• Kurze Übung: Gib aus dem folgenden Text zur Benutzung der Marke den Abschnitt von „Abzustellen ist dabei“ bis einschließlich „936 – HONKA).“ wortgetreu wieder.

• Seitentext:
==============================

Abzustellen ist dabei auf die übliche und wirtschaftlich sinnvolle Verwendung der Marke, ohne daß aus Gründen des Benutzungszwangs weitergehende Anforderungen zu stellen sind (vgl. BGH, Beschl. v. 6.5.1999 – I ZB 54/96, GRUR 1999, 995, 997 = WRP 1999, 936 – HONKA).
b) Ohne Erfolg macht die Revision geltend, die Aufkleber und die Schlüsselanhänger mit dem Motiv der schwarz-bunten Kuh und dem Schriftzug „SYLT” würden vom Verkehr nur als schmückendes Element oder – wegen der Anführung von Sylt in der Abbildung – als geographische Angabe und nicht als Hinweis auf die Herkunft der Aufkleber und der Anhänger aus einem bestimmten Unternehmen verstanden. Die Benutzung des Zeichens als Ware sei keine Benutzung der Marke für die Ware.

==============================

• Angezeigte Informationen:
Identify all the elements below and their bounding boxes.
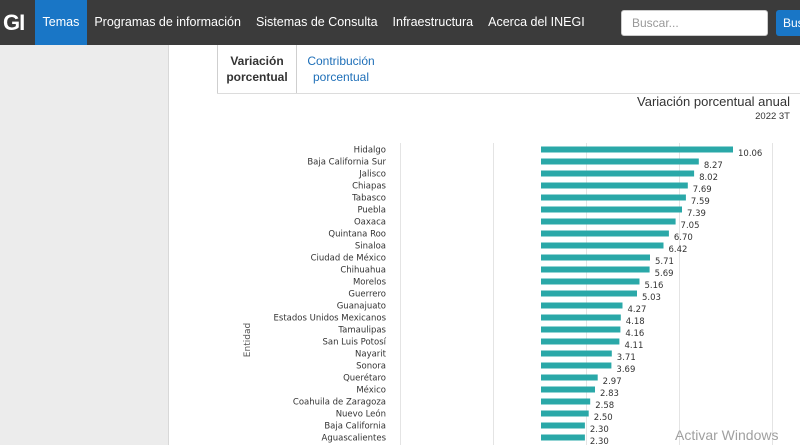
category-label: Guanajuato bbox=[337, 302, 386, 312]
value-label: 2.30 bbox=[590, 425, 609, 435]
bar[interactable] bbox=[541, 266, 650, 273]
bar[interactable] bbox=[541, 290, 637, 297]
value-label: 2.83 bbox=[600, 389, 619, 399]
category-label: Baja California bbox=[324, 422, 386, 432]
value-label: 7.39 bbox=[687, 209, 706, 219]
value-label: 4.18 bbox=[626, 317, 645, 327]
value-label: 4.27 bbox=[627, 305, 646, 315]
tab-contribucion-porcentual[interactable]: Contribución porcentual bbox=[297, 45, 385, 94]
bar[interactable] bbox=[541, 434, 585, 441]
category-label: Morelos bbox=[353, 278, 387, 288]
bar[interactable] bbox=[541, 350, 612, 357]
category-label: México bbox=[356, 385, 386, 396]
nav-acerca-del-inegi[interactable]: Acerca del INEGI bbox=[488, 15, 585, 29]
chart-subtitle: 2022 3T bbox=[755, 111, 790, 122]
nav-infraestructura[interactable]: Infraestructura bbox=[392, 15, 474, 29]
bar[interactable] bbox=[541, 146, 733, 153]
value-label: 7.05 bbox=[681, 221, 700, 231]
category-label: Sinaloa bbox=[355, 242, 386, 252]
tab-label-line1: Variación bbox=[230, 54, 284, 68]
y-axis-label: Entidad bbox=[243, 323, 253, 357]
category-label: Querétaro bbox=[343, 373, 386, 384]
value-label: 3.71 bbox=[617, 353, 636, 363]
category-label: San Luis Potosí bbox=[322, 338, 386, 348]
bar[interactable] bbox=[541, 338, 620, 345]
value-label: 4.16 bbox=[625, 329, 644, 339]
tabs-underline bbox=[217, 93, 800, 94]
bar[interactable] bbox=[541, 170, 695, 177]
bar[interactable] bbox=[541, 398, 591, 405]
category-label: Sonora bbox=[356, 362, 386, 372]
panel-divider bbox=[168, 45, 169, 445]
value-label: 10.06 bbox=[738, 149, 762, 159]
category-label: Oaxaca bbox=[354, 218, 386, 228]
bar[interactable] bbox=[541, 158, 699, 165]
main-nav: Temas Programas de información Sistemas … bbox=[35, 0, 592, 45]
bar[interactable] bbox=[541, 194, 686, 201]
value-label: 6.42 bbox=[669, 245, 688, 255]
category-label: Guerrero bbox=[348, 290, 386, 300]
tab-label-line2: porcentual bbox=[226, 70, 288, 84]
top-navbar: GI Temas Programas de información Sistem… bbox=[0, 0, 800, 45]
value-label: 2.58 bbox=[595, 401, 614, 411]
value-label: 2.50 bbox=[594, 413, 613, 423]
value-label: 6.70 bbox=[674, 233, 693, 243]
value-label: 7.59 bbox=[691, 197, 710, 207]
value-label: 4.11 bbox=[624, 341, 643, 351]
category-label: Nayarit bbox=[355, 350, 387, 360]
value-label: 8.27 bbox=[704, 161, 723, 171]
bar[interactable] bbox=[541, 326, 621, 333]
bar[interactable] bbox=[541, 362, 612, 369]
tab-label-line2: porcentual bbox=[312, 70, 370, 84]
bar[interactable] bbox=[541, 278, 640, 285]
tab-variacion-porcentual[interactable]: Variación porcentual bbox=[217, 45, 297, 94]
bar[interactable] bbox=[541, 230, 669, 237]
value-label: 5.69 bbox=[655, 269, 674, 279]
value-label: 8.02 bbox=[699, 173, 718, 183]
category-label: Tamaulipas bbox=[337, 326, 386, 336]
category-label: Chihuahua bbox=[340, 266, 386, 276]
bar[interactable] bbox=[541, 218, 676, 225]
value-label: 5.03 bbox=[642, 293, 661, 303]
value-label: 2.30 bbox=[590, 437, 609, 445]
bar[interactable] bbox=[541, 206, 682, 213]
category-label: Estados Unidos Mexicanos bbox=[274, 314, 387, 324]
inegi-logo[interactable]: GI bbox=[3, 10, 25, 35]
bar[interactable] bbox=[541, 242, 664, 249]
tab-label-line1: Contribución bbox=[307, 54, 375, 68]
windows-activation-watermark: Activar Windows bbox=[675, 427, 779, 443]
category-label: Hidalgo bbox=[354, 146, 386, 156]
bar[interactable] bbox=[541, 182, 688, 189]
left-panel bbox=[0, 45, 168, 445]
nav-sistemas-de-consulta[interactable]: Sistemas de Consulta bbox=[255, 15, 378, 29]
search-button[interactable]: Bus bbox=[776, 10, 800, 36]
category-label: Ciudad de México bbox=[311, 253, 386, 264]
nav-temas[interactable]: Temas bbox=[35, 0, 87, 45]
category-label: Chiapas bbox=[352, 182, 386, 192]
category-label: Puebla bbox=[357, 206, 386, 216]
bar[interactable] bbox=[541, 302, 623, 309]
value-label: 3.69 bbox=[616, 365, 635, 375]
category-label: Tabasco bbox=[351, 194, 386, 204]
category-label: Quintana Roo bbox=[328, 230, 386, 240]
value-label: 7.69 bbox=[693, 185, 712, 195]
category-label: Jalisco bbox=[358, 170, 386, 180]
bar[interactable] bbox=[541, 422, 585, 429]
chart-title: Variación porcentual anual bbox=[637, 94, 790, 109]
category-label: Baja California Sur bbox=[307, 158, 386, 168]
value-label: 5.71 bbox=[655, 257, 674, 267]
category-label: Coahuila de Zaragoza bbox=[293, 398, 386, 408]
value-label: 5.16 bbox=[644, 281, 663, 291]
search-input[interactable] bbox=[621, 10, 768, 36]
value-label: 2.97 bbox=[603, 377, 622, 387]
bar[interactable] bbox=[541, 254, 650, 261]
category-label: Aguascalientes bbox=[322, 434, 387, 444]
category-label: Nuevo León bbox=[336, 409, 386, 420]
bar[interactable] bbox=[541, 410, 589, 417]
bar[interactable] bbox=[541, 374, 598, 381]
bar[interactable] bbox=[541, 314, 621, 321]
nav-programas-de-informacion[interactable]: Programas de información bbox=[94, 15, 241, 29]
bar[interactable] bbox=[541, 386, 595, 393]
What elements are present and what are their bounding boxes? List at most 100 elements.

==============================

• Lösung der Aufgabe:
Abzustellen ist dabei auf die übliche und wirtschaftlich sinnvolle Verwendung der Marke, ohne daß aus Gründen des Benutzungszwangs weitergehende Anforderungen zu stellen sind (vgl. BGH, Beschl. v. 6.5.1999 – I ZB 54/96, GRUR 1999, 995, 997 = WRP 1999, 936 – HONKA).